The exercise: Check each line of the listing below for the string "setting", and copy the ones that have it.

++++ Stored data ++++

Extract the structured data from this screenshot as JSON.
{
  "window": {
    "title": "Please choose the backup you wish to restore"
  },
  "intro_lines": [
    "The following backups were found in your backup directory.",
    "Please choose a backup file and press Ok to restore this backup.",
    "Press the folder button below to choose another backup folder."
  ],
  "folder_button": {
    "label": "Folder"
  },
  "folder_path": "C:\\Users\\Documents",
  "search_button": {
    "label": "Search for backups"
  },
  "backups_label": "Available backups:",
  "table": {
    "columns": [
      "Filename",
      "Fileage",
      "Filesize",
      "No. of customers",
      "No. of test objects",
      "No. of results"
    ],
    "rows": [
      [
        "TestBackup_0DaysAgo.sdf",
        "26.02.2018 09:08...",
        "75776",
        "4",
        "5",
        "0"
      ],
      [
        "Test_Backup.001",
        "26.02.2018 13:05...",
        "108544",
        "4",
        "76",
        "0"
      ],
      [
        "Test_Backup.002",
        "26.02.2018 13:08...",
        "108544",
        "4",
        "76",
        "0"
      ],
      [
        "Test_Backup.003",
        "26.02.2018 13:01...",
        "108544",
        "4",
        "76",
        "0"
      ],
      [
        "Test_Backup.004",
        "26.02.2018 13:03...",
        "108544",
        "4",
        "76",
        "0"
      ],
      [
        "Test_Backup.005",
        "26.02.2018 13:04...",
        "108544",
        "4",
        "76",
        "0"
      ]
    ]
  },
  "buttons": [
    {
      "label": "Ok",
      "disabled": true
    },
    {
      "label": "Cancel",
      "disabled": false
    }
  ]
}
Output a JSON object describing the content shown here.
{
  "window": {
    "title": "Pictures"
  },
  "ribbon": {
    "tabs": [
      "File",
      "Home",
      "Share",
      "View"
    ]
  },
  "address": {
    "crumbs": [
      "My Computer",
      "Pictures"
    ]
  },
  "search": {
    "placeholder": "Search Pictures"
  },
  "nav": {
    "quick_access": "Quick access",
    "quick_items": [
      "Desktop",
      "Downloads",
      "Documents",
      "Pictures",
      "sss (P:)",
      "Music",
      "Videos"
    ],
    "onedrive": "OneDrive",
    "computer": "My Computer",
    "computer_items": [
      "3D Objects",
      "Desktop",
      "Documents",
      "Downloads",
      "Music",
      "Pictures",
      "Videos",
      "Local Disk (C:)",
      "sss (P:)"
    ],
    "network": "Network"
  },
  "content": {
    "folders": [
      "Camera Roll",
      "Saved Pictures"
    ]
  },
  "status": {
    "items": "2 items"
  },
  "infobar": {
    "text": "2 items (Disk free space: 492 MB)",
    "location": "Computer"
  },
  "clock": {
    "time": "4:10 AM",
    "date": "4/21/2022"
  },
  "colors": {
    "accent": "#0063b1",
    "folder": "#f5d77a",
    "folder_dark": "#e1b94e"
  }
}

++++
++++ Stored data ++++

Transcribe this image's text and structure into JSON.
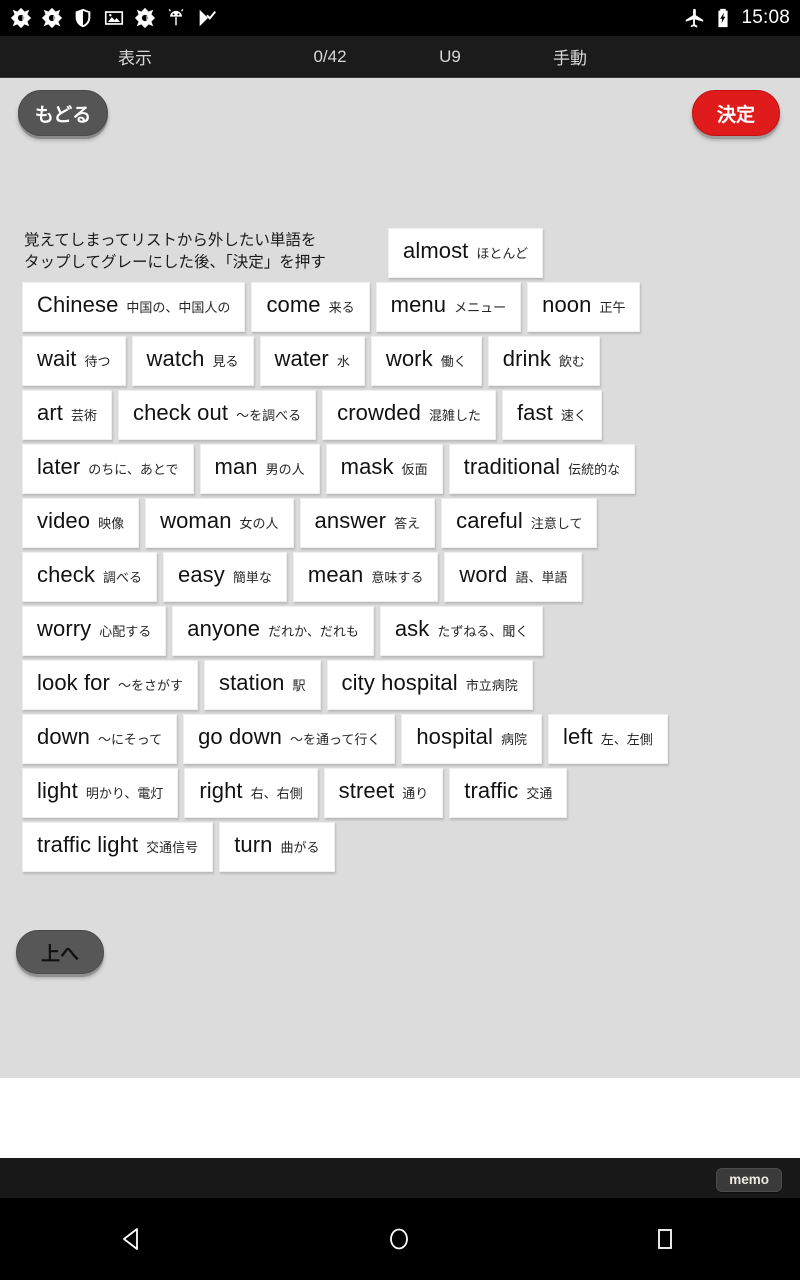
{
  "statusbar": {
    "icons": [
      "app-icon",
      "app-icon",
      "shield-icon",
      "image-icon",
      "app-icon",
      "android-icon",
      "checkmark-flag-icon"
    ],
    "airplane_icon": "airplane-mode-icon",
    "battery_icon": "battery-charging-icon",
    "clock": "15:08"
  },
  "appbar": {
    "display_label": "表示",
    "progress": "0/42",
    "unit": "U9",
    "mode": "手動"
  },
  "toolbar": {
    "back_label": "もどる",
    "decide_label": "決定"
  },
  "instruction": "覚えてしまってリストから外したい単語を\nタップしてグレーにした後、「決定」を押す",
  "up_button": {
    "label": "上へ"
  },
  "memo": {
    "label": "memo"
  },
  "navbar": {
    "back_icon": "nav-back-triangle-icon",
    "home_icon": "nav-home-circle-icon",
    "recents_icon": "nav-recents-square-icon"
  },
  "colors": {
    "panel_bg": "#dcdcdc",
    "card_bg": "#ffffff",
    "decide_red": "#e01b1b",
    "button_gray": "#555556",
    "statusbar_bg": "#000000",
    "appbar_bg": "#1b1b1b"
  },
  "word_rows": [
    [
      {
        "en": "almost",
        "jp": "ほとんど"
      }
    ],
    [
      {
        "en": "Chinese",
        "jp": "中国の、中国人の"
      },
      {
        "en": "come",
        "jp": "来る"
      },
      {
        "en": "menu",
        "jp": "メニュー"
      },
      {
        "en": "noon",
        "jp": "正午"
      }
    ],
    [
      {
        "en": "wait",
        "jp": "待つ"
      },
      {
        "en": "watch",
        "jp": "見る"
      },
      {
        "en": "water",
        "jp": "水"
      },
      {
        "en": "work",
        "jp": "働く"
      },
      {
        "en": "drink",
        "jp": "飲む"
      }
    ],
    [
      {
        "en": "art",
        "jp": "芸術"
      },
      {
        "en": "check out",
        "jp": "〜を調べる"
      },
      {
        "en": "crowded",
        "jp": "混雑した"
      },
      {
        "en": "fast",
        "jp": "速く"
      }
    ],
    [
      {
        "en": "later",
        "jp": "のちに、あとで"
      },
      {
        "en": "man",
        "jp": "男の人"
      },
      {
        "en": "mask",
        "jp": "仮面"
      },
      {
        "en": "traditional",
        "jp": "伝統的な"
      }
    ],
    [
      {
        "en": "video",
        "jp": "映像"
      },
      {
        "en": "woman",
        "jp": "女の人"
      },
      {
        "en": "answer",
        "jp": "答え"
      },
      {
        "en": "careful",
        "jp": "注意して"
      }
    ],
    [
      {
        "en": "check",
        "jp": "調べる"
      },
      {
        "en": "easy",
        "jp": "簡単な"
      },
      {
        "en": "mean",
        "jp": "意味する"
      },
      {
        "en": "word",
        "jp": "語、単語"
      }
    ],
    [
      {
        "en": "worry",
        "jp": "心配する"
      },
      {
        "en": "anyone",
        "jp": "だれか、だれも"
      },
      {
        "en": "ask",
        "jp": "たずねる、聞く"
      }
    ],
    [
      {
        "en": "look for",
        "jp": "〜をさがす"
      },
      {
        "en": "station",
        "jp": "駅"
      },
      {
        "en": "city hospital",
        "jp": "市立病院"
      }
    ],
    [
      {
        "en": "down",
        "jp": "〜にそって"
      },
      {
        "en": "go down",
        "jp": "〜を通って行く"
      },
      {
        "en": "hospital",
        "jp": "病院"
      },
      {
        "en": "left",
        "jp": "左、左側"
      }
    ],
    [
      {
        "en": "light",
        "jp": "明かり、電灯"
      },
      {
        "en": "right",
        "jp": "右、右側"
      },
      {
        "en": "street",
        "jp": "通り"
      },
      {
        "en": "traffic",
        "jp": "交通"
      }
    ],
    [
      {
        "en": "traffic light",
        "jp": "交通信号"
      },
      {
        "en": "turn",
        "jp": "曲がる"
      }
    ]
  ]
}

++++
++++ Stored data ++++

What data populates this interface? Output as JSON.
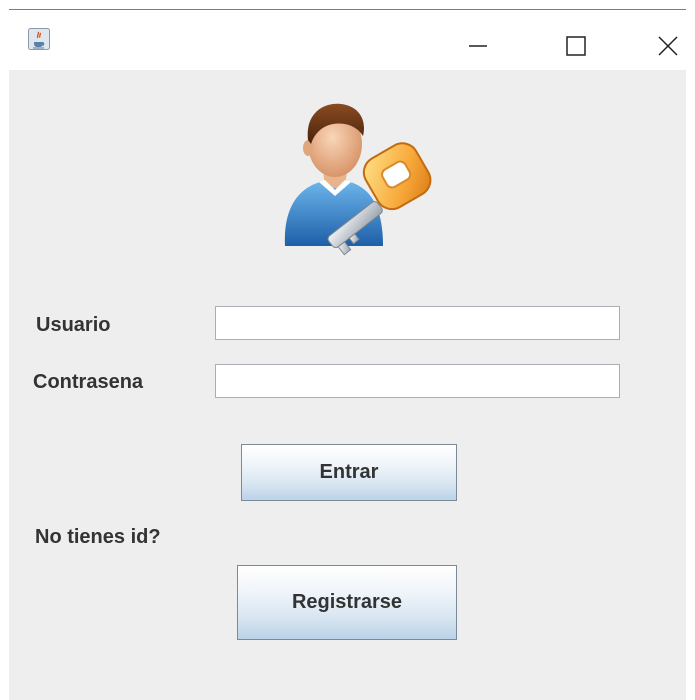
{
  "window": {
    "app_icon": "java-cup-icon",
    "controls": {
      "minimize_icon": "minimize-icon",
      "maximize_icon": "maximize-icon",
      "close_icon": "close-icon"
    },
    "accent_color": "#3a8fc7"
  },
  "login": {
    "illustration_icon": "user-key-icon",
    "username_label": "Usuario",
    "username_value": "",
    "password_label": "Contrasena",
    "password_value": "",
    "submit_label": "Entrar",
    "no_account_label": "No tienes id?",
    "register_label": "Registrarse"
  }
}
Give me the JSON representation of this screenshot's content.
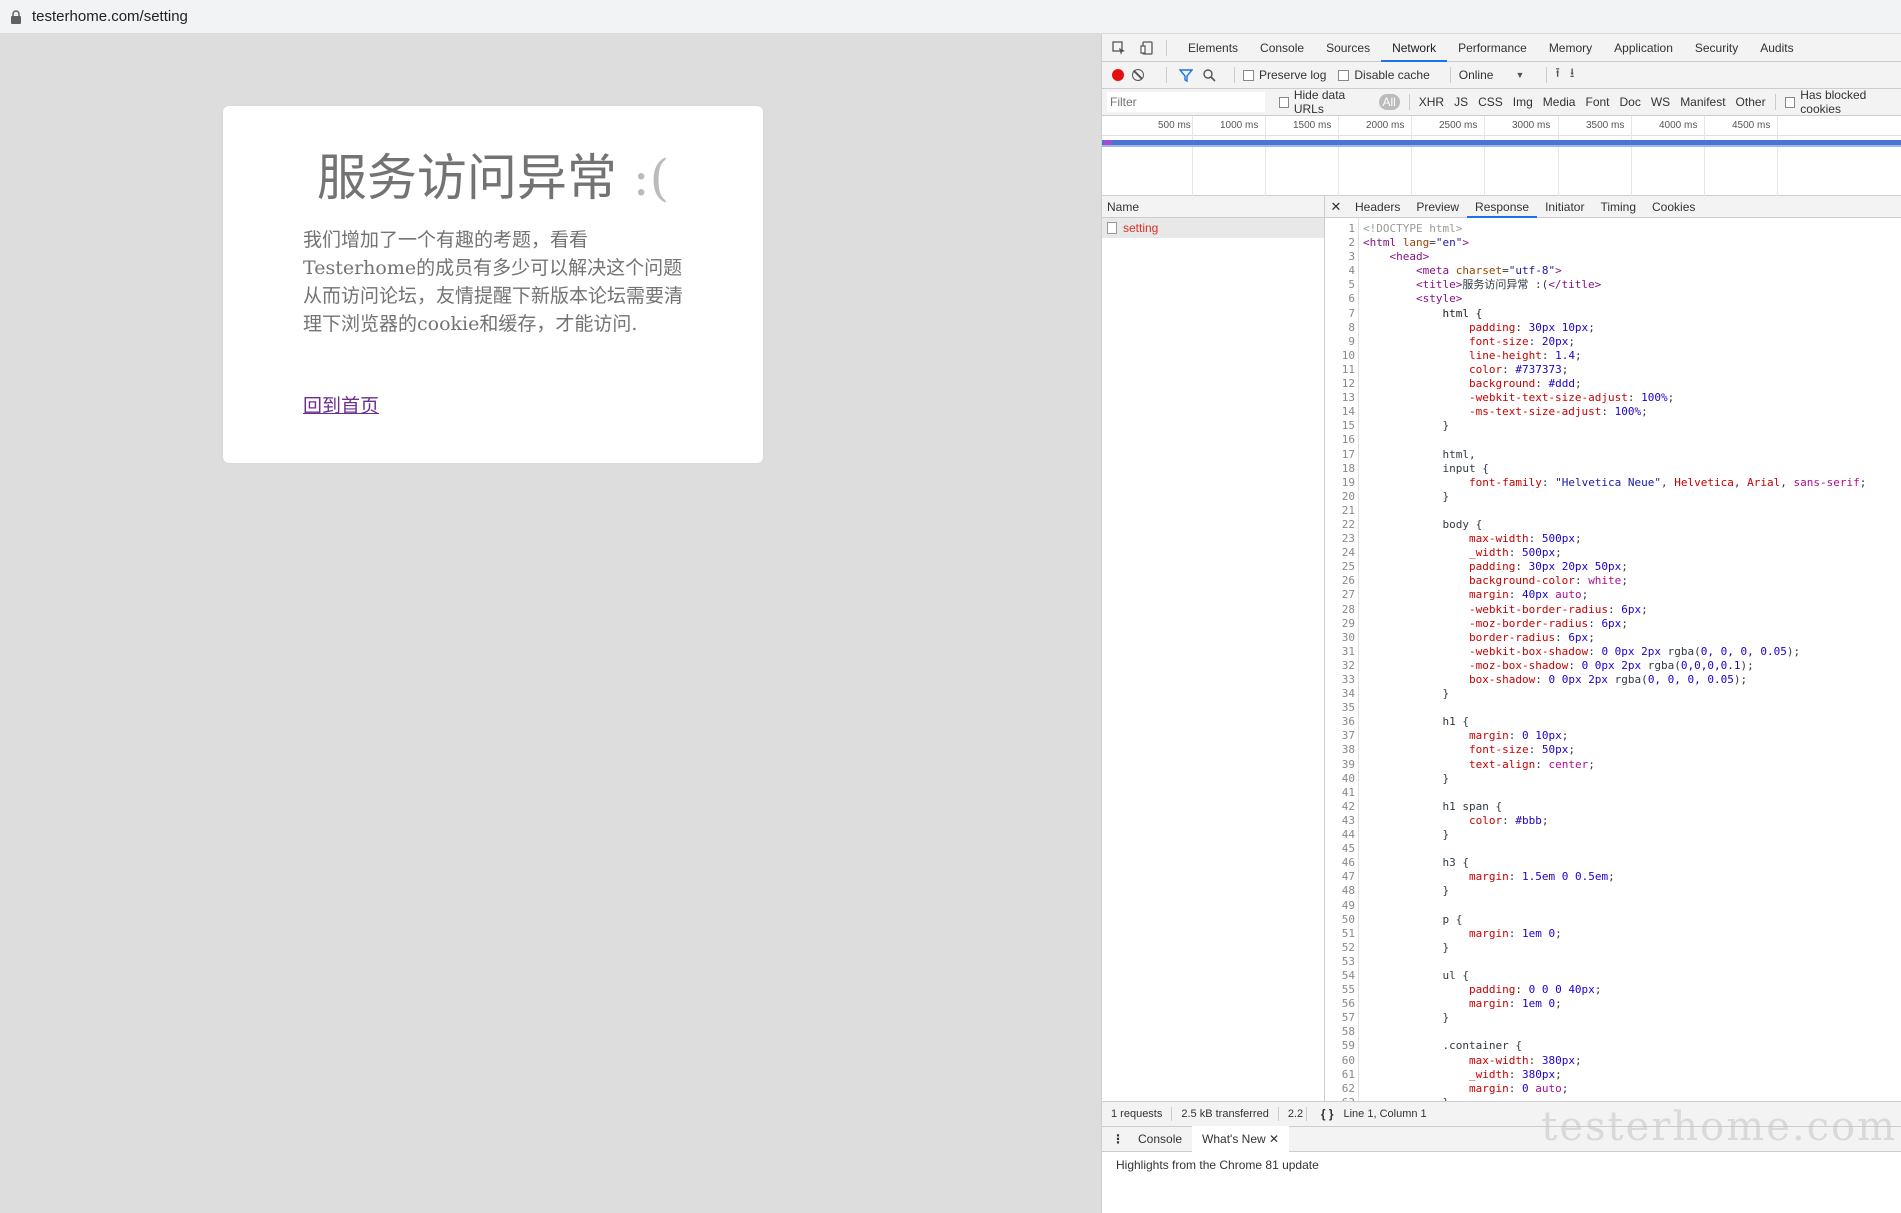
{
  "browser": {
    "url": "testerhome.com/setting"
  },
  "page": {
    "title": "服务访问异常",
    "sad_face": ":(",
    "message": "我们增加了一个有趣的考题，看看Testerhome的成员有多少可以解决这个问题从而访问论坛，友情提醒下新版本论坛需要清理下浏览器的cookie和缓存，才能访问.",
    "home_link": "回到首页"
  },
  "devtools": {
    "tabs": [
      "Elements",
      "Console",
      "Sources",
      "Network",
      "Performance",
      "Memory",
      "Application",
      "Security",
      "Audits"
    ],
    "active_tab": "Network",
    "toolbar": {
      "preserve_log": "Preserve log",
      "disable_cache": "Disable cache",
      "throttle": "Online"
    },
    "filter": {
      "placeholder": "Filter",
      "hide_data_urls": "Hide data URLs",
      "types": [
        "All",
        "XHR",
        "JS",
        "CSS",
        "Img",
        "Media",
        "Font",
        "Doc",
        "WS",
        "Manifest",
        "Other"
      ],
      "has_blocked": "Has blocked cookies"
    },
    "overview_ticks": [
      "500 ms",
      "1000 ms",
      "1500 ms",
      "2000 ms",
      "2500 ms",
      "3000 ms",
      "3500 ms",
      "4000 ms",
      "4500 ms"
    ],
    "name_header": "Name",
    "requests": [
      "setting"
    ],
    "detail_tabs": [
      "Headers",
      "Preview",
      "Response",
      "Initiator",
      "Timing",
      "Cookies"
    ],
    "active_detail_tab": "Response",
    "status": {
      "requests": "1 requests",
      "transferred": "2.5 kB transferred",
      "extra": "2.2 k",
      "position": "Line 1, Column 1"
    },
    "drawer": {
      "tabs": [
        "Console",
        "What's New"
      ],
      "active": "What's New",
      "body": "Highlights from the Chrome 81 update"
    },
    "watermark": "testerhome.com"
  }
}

++++

Response below:
    "url": "testerhome.com/setting"
      "setting"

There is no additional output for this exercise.